┌──

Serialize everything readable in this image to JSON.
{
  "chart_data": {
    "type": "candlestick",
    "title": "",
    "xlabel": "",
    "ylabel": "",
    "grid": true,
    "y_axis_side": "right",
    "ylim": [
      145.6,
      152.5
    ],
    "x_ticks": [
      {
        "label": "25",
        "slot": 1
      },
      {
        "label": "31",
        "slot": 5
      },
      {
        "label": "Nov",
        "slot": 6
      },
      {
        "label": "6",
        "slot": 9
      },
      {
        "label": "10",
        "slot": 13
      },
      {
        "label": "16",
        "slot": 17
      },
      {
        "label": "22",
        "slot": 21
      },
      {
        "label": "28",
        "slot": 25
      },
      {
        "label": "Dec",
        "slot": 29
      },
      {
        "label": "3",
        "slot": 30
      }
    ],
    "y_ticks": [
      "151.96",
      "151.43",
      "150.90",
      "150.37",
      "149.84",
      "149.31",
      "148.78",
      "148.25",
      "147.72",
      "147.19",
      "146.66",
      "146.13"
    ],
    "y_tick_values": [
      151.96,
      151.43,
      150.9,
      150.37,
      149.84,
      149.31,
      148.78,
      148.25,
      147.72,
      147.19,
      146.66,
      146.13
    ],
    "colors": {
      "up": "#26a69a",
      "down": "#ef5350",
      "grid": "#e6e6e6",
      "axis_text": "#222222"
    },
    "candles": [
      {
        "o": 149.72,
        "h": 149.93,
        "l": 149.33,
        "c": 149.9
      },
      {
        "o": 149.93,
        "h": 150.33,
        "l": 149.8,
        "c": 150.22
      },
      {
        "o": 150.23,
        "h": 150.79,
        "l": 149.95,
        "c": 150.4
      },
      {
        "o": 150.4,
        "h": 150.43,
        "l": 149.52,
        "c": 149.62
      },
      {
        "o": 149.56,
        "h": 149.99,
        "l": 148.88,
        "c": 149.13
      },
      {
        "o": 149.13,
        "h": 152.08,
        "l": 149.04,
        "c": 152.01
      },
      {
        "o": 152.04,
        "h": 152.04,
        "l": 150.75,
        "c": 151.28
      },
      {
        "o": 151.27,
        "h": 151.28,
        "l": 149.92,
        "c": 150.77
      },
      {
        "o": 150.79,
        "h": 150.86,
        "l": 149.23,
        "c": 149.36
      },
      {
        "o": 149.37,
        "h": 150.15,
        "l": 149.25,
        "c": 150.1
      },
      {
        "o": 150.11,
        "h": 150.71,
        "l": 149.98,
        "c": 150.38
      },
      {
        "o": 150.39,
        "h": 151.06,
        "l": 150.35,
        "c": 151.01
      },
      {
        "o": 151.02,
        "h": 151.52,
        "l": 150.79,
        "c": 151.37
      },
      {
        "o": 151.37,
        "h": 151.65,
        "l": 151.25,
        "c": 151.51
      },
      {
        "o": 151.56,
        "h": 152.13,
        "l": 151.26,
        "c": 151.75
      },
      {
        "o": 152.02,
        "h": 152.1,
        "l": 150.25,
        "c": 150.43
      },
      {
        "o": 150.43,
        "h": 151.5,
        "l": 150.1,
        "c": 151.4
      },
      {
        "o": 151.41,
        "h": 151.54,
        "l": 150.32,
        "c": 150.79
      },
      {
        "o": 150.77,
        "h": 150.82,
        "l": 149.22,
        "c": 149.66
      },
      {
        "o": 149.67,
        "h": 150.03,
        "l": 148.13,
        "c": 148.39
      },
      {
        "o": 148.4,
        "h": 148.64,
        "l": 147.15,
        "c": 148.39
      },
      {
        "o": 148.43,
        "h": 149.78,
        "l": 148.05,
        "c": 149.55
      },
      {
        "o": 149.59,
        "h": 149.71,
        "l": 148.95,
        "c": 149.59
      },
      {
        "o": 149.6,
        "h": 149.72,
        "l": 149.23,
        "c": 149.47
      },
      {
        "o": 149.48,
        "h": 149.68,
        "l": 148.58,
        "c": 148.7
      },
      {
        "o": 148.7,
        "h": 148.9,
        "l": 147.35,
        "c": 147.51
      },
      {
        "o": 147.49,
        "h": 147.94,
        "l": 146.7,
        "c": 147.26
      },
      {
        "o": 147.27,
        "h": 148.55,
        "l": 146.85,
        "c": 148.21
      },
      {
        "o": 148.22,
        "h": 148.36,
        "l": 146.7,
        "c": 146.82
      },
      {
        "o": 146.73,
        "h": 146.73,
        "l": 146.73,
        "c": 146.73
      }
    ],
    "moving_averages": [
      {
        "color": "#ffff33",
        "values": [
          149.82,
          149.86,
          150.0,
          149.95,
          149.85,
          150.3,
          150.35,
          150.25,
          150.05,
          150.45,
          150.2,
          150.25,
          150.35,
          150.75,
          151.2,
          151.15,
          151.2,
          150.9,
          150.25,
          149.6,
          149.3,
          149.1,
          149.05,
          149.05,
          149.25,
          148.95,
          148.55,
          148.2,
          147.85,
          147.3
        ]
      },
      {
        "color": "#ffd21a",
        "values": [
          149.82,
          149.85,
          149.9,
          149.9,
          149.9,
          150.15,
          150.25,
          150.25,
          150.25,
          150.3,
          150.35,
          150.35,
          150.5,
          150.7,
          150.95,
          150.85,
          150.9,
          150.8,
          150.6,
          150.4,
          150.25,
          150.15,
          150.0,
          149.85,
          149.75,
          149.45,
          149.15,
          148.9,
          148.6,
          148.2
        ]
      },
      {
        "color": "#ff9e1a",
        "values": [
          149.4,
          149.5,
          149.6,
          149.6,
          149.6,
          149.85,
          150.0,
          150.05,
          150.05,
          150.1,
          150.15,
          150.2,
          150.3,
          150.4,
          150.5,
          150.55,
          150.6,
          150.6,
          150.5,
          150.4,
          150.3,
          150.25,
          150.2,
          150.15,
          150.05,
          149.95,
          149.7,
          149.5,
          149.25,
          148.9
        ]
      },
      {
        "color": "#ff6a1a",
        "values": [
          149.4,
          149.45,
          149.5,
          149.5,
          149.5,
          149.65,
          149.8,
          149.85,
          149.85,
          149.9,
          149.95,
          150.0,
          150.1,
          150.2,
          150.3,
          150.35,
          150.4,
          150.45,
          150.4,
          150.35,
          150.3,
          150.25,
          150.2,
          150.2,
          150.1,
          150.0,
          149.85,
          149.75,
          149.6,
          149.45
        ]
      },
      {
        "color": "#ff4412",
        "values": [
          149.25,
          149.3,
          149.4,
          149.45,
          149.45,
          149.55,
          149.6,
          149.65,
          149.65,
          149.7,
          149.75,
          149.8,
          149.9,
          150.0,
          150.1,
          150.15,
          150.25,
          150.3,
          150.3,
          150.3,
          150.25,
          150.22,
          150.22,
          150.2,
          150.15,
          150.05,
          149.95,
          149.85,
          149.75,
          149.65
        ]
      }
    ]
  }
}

└──

Aim of the task
Copy all lines from the material that include "slot".

Correct output
        "slot": 1
        "slot": 5
        "slot": 6
        "slot": 9
        "slot": 13
        "slot": 17
        "slot": 21
        "slot": 25
        "slot": 29
        "slot": 30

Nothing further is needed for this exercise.